##### Given information #####

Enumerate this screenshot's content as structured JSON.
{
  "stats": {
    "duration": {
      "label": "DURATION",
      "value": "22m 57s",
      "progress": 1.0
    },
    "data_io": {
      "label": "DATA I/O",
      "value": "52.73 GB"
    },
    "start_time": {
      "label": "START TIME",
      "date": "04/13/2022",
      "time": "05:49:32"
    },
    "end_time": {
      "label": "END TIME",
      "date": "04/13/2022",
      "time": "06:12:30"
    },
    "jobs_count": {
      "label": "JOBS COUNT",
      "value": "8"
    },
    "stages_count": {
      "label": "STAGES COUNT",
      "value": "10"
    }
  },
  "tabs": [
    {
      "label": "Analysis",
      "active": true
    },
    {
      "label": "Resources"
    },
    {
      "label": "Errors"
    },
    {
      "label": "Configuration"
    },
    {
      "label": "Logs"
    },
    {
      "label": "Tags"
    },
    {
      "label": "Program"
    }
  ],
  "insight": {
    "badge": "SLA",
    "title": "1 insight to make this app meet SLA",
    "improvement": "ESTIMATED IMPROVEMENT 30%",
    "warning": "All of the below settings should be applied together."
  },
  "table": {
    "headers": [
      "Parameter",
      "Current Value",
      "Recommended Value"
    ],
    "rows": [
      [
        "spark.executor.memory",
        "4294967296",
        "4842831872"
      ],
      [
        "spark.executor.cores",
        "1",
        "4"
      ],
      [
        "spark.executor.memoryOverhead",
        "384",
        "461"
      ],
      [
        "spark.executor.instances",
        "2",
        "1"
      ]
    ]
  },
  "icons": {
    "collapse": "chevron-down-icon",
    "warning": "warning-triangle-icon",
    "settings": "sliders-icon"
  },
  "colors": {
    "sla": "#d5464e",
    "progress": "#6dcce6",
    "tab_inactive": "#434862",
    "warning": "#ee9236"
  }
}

#####

Locate the word "warning" in the records and collect each line it appears in.

    "warning": "All of the below settings should be applied together."
    "warning": "warning-triangle-icon",
    "warning": "#ee9236"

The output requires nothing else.